TASK MATERIAL |
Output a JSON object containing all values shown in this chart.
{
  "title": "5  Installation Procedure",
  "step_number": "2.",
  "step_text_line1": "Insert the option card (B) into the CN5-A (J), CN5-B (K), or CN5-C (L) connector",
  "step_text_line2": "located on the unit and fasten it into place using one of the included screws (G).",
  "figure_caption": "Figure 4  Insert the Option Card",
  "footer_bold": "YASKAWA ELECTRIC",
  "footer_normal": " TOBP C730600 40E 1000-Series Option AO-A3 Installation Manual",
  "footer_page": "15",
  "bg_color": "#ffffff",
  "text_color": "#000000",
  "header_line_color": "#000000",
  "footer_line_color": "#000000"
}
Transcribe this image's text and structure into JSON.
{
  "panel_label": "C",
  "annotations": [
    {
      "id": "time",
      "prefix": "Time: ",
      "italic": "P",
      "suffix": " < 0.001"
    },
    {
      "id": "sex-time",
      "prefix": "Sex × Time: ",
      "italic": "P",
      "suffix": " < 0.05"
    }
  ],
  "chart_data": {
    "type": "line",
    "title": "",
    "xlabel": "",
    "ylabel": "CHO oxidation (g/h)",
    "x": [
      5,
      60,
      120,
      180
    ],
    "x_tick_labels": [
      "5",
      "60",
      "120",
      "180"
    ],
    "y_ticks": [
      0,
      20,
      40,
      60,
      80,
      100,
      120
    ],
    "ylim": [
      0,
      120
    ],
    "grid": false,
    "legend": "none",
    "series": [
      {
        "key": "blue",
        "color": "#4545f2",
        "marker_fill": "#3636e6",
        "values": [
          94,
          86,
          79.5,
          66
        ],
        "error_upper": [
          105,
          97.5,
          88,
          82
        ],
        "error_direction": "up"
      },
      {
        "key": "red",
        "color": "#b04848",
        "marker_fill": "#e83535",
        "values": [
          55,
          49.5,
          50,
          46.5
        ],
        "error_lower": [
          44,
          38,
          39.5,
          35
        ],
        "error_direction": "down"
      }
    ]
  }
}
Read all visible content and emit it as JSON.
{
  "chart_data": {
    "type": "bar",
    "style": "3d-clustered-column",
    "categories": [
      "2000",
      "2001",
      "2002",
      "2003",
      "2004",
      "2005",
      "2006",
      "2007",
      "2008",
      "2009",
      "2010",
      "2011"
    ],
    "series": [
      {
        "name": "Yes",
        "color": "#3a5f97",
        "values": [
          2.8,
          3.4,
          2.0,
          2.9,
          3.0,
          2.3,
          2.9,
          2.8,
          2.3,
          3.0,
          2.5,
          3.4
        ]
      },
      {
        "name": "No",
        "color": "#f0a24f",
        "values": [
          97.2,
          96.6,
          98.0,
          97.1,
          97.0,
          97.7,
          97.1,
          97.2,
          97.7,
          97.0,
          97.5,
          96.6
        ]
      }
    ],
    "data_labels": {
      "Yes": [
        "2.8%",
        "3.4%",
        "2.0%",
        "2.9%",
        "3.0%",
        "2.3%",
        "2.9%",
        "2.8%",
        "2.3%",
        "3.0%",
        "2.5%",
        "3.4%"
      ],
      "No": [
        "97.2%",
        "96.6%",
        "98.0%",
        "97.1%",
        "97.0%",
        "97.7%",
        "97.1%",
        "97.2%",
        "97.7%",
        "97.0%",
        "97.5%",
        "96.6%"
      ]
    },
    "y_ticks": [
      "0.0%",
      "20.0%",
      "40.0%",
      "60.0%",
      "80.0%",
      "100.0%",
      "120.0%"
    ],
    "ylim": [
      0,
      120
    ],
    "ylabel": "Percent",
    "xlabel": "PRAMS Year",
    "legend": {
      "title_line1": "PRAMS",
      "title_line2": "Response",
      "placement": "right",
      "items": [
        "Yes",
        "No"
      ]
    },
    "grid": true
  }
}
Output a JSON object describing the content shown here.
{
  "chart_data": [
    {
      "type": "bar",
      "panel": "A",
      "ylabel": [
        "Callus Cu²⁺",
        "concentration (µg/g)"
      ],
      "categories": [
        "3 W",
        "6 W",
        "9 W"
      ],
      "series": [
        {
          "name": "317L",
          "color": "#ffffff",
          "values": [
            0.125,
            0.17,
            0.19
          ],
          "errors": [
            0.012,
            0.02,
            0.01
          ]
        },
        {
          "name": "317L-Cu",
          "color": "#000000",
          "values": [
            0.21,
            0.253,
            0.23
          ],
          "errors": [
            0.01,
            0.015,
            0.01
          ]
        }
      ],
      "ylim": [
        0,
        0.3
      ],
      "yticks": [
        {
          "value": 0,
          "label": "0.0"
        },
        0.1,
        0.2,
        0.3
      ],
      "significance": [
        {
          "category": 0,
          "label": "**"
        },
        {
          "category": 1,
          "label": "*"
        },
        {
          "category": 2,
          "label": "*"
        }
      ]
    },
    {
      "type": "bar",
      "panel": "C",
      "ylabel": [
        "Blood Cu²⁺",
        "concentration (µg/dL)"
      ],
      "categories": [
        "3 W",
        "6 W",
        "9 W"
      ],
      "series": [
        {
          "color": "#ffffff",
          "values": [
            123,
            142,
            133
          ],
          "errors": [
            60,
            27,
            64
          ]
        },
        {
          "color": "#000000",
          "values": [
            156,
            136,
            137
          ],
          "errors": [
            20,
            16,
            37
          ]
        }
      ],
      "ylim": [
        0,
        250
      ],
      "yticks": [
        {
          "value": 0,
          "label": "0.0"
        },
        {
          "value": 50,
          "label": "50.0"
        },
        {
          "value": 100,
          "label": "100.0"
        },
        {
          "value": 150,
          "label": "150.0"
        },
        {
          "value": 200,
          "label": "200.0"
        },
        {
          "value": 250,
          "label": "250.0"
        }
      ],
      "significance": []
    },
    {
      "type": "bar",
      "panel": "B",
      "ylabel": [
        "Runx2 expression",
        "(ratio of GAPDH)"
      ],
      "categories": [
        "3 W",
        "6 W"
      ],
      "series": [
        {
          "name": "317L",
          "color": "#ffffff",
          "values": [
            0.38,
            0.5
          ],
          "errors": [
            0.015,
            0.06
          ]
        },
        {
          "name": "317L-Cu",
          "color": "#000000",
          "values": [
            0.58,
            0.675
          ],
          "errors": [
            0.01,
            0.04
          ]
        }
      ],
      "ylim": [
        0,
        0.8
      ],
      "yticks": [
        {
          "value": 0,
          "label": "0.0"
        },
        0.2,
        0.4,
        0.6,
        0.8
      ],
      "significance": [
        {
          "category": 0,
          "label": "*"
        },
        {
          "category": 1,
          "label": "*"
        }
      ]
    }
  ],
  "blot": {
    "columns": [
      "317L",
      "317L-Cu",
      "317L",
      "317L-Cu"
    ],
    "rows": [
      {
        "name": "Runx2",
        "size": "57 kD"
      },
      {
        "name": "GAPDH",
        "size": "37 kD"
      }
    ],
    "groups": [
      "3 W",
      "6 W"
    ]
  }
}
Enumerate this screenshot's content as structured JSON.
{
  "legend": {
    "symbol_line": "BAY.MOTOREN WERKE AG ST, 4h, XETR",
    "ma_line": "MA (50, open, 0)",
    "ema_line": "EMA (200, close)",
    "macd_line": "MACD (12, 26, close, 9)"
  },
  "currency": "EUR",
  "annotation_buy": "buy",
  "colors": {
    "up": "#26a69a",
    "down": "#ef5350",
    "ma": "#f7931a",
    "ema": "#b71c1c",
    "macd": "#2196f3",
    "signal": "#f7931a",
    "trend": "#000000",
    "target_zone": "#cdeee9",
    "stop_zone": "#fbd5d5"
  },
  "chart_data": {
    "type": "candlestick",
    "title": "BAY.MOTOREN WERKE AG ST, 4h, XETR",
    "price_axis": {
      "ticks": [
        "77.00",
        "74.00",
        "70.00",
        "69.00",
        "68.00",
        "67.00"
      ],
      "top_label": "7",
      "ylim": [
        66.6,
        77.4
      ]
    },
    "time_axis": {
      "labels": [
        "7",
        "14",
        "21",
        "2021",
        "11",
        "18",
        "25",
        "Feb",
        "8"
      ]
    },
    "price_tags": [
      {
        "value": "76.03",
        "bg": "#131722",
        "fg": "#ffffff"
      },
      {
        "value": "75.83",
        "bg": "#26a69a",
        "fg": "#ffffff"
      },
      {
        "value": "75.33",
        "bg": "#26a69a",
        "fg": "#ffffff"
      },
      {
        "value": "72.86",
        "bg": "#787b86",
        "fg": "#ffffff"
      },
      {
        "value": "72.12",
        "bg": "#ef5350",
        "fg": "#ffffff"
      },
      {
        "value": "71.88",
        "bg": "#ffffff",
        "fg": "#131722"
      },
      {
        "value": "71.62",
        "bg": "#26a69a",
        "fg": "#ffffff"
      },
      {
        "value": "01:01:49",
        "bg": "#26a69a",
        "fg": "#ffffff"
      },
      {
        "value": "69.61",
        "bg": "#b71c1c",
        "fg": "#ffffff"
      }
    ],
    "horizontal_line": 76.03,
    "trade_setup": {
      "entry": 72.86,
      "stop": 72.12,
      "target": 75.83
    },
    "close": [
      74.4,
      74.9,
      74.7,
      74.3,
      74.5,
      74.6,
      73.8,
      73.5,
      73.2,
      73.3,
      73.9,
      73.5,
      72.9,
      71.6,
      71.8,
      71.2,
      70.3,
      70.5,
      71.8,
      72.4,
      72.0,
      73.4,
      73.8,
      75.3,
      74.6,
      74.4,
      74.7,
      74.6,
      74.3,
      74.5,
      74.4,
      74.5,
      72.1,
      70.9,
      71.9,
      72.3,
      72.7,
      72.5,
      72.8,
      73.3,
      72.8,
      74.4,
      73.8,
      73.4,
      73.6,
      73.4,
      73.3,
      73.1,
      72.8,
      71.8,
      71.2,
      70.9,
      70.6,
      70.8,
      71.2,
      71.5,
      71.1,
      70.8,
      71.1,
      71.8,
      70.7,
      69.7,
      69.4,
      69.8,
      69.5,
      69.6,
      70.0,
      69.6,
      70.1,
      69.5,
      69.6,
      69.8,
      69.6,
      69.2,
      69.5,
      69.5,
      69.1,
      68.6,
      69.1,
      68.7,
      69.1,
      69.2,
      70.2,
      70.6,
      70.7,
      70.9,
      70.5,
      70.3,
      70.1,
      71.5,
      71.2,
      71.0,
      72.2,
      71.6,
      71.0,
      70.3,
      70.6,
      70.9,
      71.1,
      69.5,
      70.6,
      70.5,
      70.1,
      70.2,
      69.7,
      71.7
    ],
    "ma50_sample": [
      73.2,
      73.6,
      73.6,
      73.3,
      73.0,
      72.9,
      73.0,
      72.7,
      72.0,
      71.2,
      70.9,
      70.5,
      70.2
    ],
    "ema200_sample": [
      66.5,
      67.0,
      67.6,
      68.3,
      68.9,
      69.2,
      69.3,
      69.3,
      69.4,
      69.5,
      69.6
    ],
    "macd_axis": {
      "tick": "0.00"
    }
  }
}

TASK DIRECTIONS | Gather every line from the listing above in which "close" appears, and copy those lines.

WRITTEN SOLUTION |
    "ema_line": "EMA (200, close)",
    "macd_line": "MACD (12, 26, close, 9)"
    "close": [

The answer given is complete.